→ TASK DIRECTIONS
Count every line that holds the string "sodir", then give that number alone.

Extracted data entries
◇ ◇ ◇ ◇ ◇ ◇ ◇

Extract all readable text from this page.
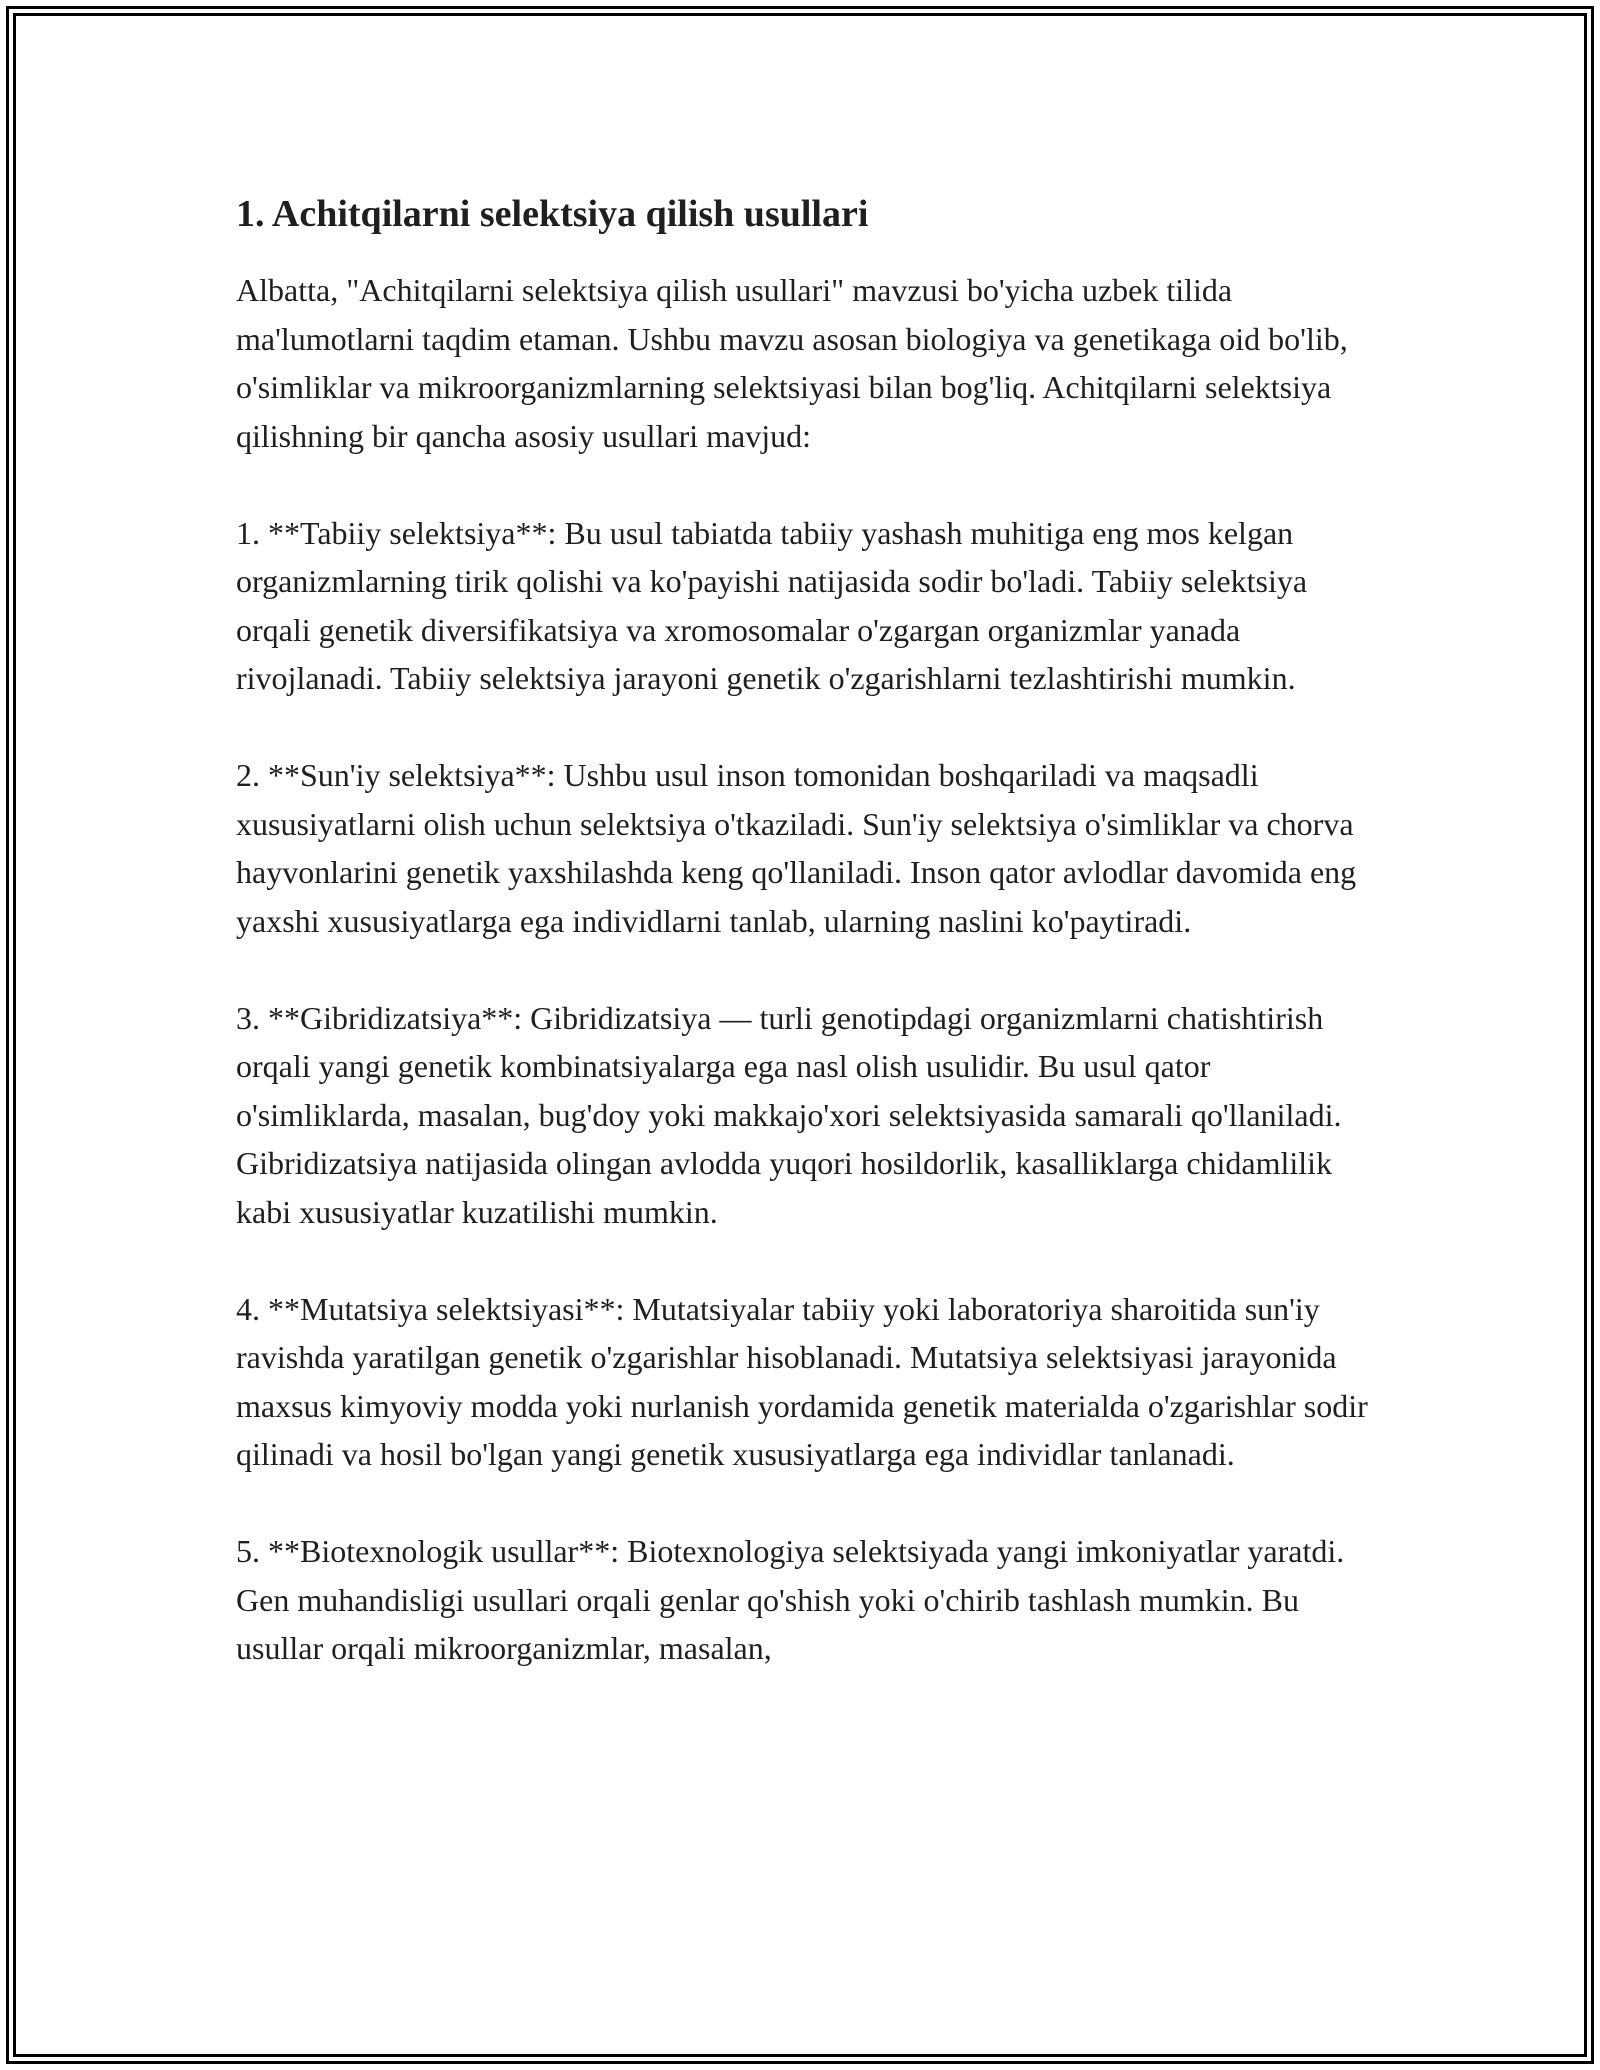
1. Achitqilarni selektsiya qilish usullari

Albatta, "Achitqilarni selektsiya qilish usullari" mavzusi bo'yicha uzbek tilida ma'lumotlarni taqdim etaman. Ushbu mavzu asosan biologiya va genetikaga oid bo'lib, o'simliklar va mikroorganizmlarning selektsiyasi bilan bog'liq. Achitqilarni selektsiya qilishning bir qancha asosiy usullari mavjud:

1. **Tabiiy selektsiya**: Bu usul tabiatda tabiiy yashash muhitiga eng mos kelgan organizmlarning tirik qolishi va ko'payishi natijasida sodir bo'ladi. Tabiiy selektsiya orqali genetik diversifikatsiya va xromosomalar o'zgargan organizmlar yanada rivojlanadi. Tabiiy selektsiya jarayoni genetik o'zgarishlarni tezlashtirishi mumkin.

2. **Sun'iy selektsiya**: Ushbu usul inson tomonidan boshqariladi va maqsadli xususiyatlarni olish uchun selektsiya o'tkaziladi. Sun'iy selektsiya o'simliklar va chorva hayvonlarini genetik yaxshilashda keng qo'llaniladi. Inson qator avlodlar davomida eng yaxshi xususiyatlarga ega individlarni tanlab, ularning naslini ko'paytiradi.

3. **Gibridizatsiya**: Gibridizatsiya — turli genotipdagi organizmlarni chatishtirish orqali yangi genetik kombinatsiyalarga ega nasl olish usulidir. Bu usul qator o'simliklarda, masalan, bug'doy yoki makkajo'xori selektsiyasida samarali qo'llaniladi. Gibridizatsiya natijasida olingan avlodda yuqori hosildorlik, kasalliklarga chidamlilik kabi xususiyatlar kuzatilishi mumkin.

4. **Mutatsiya selektsiyasi**: Mutatsiyalar tabiiy yoki laboratoriya sharoitida sun'iy ravishda yaratilgan genetik o'zgarishlar hisoblanadi. Mutatsiya selektsiyasi jarayonida maxsus kimyoviy modda yoki nurlanish yordamida genetik materialda o'zgarishlar sodir qilinadi va hosil bo'lgan yangi genetik xususiyatlarga ega individlar tanlanadi.

5. **Biotexnologik usullar**: Biotexnologiya selektsiyada yangi imkoniyatlar yaratdi. Gen muhandisligi usullari orqali genlar qo'shish yoki o'chirib tashlash mumkin. Bu usullar orqali mikroorganizmlar, masalan,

◇ ◇ ◇ ◇ ◇ ◇ ◇

→ OUTPUT
2